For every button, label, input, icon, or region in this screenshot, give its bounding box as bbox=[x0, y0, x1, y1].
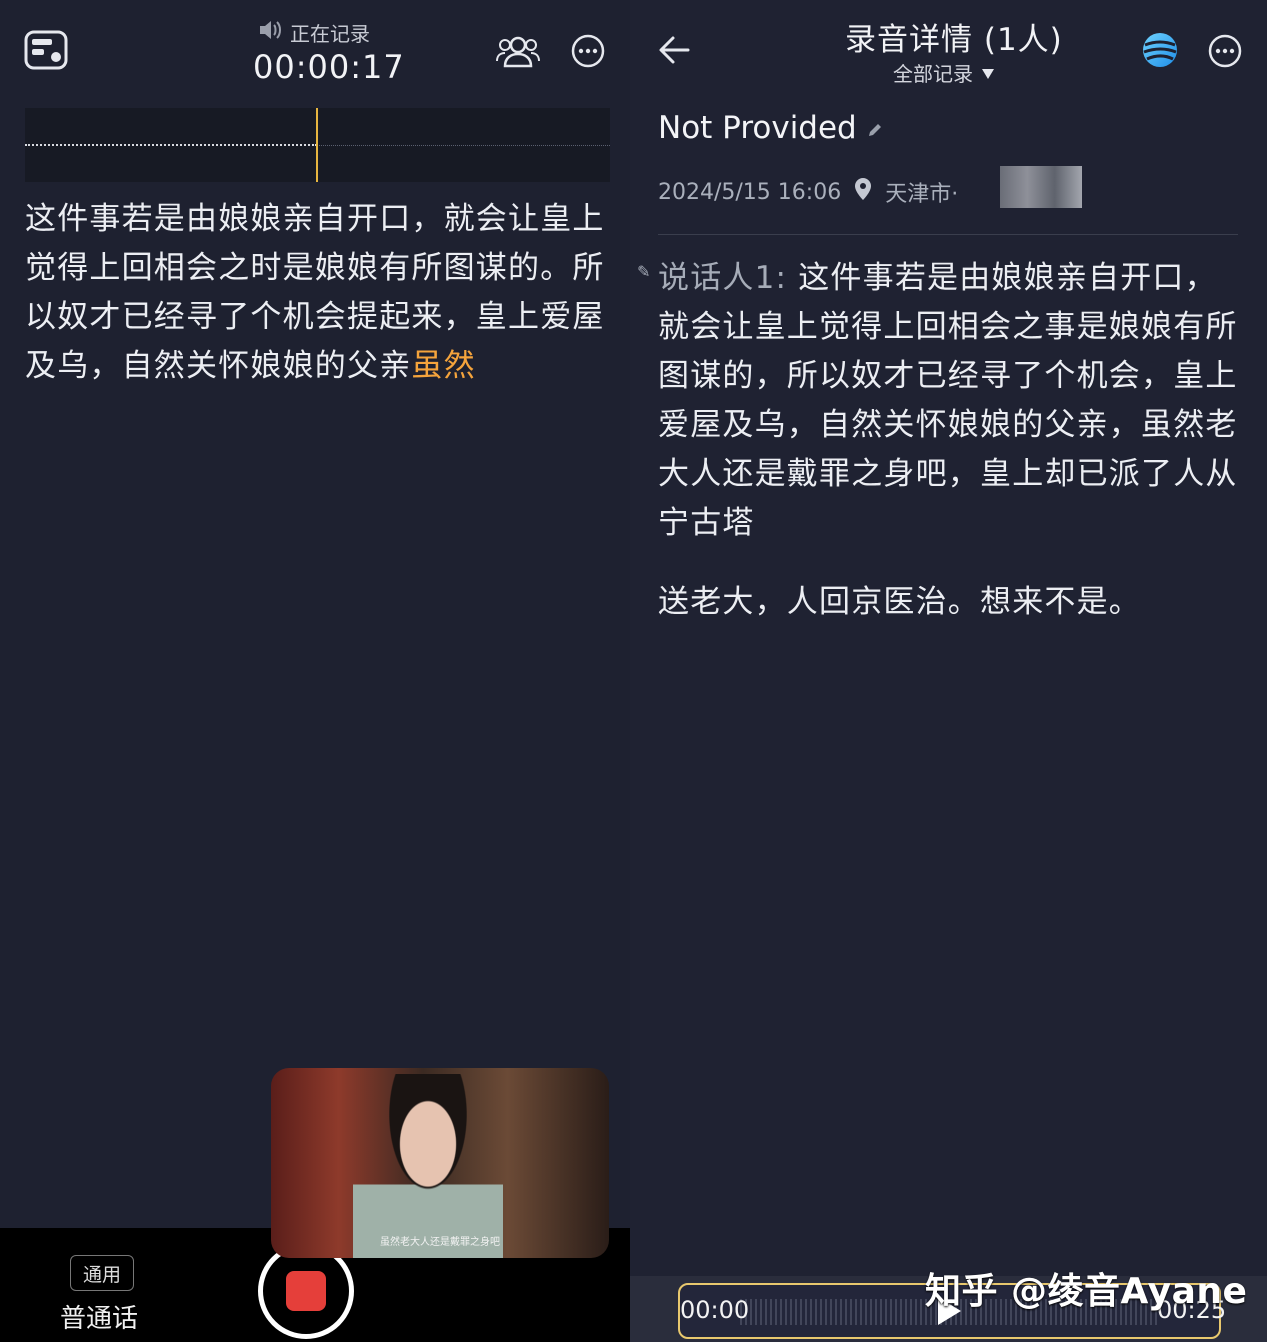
transcript-text: 这件事若是由娘娘亲自开口，就会让皇上觉得上回相会之事是娘娘有所图谋的，所以奴才已… bbox=[658, 260, 1238, 541]
player-start-time: 00:00 bbox=[680, 1296, 750, 1324]
watermark: 知乎 @绫音Ayane bbox=[925, 1271, 1248, 1312]
recording-status: 正在记录 bbox=[258, 18, 370, 47]
recording-meta: 2024/5/15 16:06 天津市· bbox=[658, 176, 958, 208]
dropdown-triangle-icon bbox=[981, 61, 995, 85]
status-text: 正在记录 bbox=[290, 22, 370, 46]
live-transcript-highlight: 虽然 bbox=[411, 348, 476, 384]
divider bbox=[658, 234, 1238, 235]
transcript-paragraph-2: 送老大，人回京医治。想来不是。 bbox=[658, 584, 1141, 620]
people-icon[interactable] bbox=[496, 32, 540, 70]
ai-assistant-icon[interactable] bbox=[1140, 30, 1180, 70]
language-badge[interactable]: 通用 bbox=[70, 1255, 134, 1291]
recording-panel: 正在记录 00:00:17 这件事若是由娘娘亲自开口，就会让皇上觉得上回相会之时… bbox=[0, 0, 630, 1342]
timeline-cursor bbox=[316, 108, 318, 182]
recording-name[interactable]: Not Provided bbox=[658, 110, 883, 146]
more-icon[interactable] bbox=[570, 33, 606, 69]
video-frame-person bbox=[353, 1074, 503, 1258]
filter-label: 全部记录 bbox=[893, 62, 973, 86]
filter-dropdown[interactable]: 全部记录 bbox=[893, 58, 995, 87]
edit-icon: ✎ bbox=[637, 262, 651, 281]
waveform-timeline[interactable] bbox=[25, 108, 610, 182]
language-label[interactable]: 普通话 bbox=[60, 1298, 138, 1335]
recording-timer: 00:00:17 bbox=[253, 48, 405, 86]
live-transcript-text: 这件事若是由娘娘亲自开口，就会让皇上觉得上回相会之时是娘娘有所图谋的。所以奴才已… bbox=[25, 201, 605, 384]
speaker-icon bbox=[258, 19, 284, 46]
layout-icon[interactable] bbox=[24, 30, 68, 70]
edit-icon[interactable] bbox=[867, 110, 883, 146]
recording-datetime: 2024/5/15 16:06 bbox=[658, 179, 842, 205]
video-thumbnail[interactable]: 虽然老大人还是戴罪之身吧 bbox=[271, 1068, 609, 1258]
recording-location: 天津市· bbox=[885, 182, 959, 207]
stop-icon bbox=[286, 1271, 326, 1311]
location-pin-icon bbox=[853, 177, 873, 207]
live-transcript: 这件事若是由娘娘亲自开口，就会让皇上觉得上回相会之时是娘娘有所图谋的。所以奴才已… bbox=[25, 195, 615, 391]
speaker-label: 说话人1: bbox=[658, 260, 788, 296]
transcript-paragraph: 说话人1: 这件事若是由娘娘亲自开口，就会让皇上觉得上回相会之事是娘娘有所图谋的… bbox=[658, 254, 1248, 548]
more-icon[interactable] bbox=[1207, 33, 1243, 69]
redacted-location bbox=[1000, 166, 1082, 208]
recording-name-text: Not Provided bbox=[658, 110, 857, 146]
video-subtitle: 虽然老大人还是戴罪之身吧 bbox=[380, 1237, 500, 1248]
page-title: 录音详情 (1人) bbox=[845, 22, 1063, 58]
back-icon[interactable] bbox=[656, 32, 692, 68]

_Problem requirements:_ Please list each line of the records above that contains the string "edit".

_Exercise output:_
edit-icon: ✎ bbox=[637, 262, 651, 281]
edit-icon[interactable] bbox=[867, 110, 883, 146]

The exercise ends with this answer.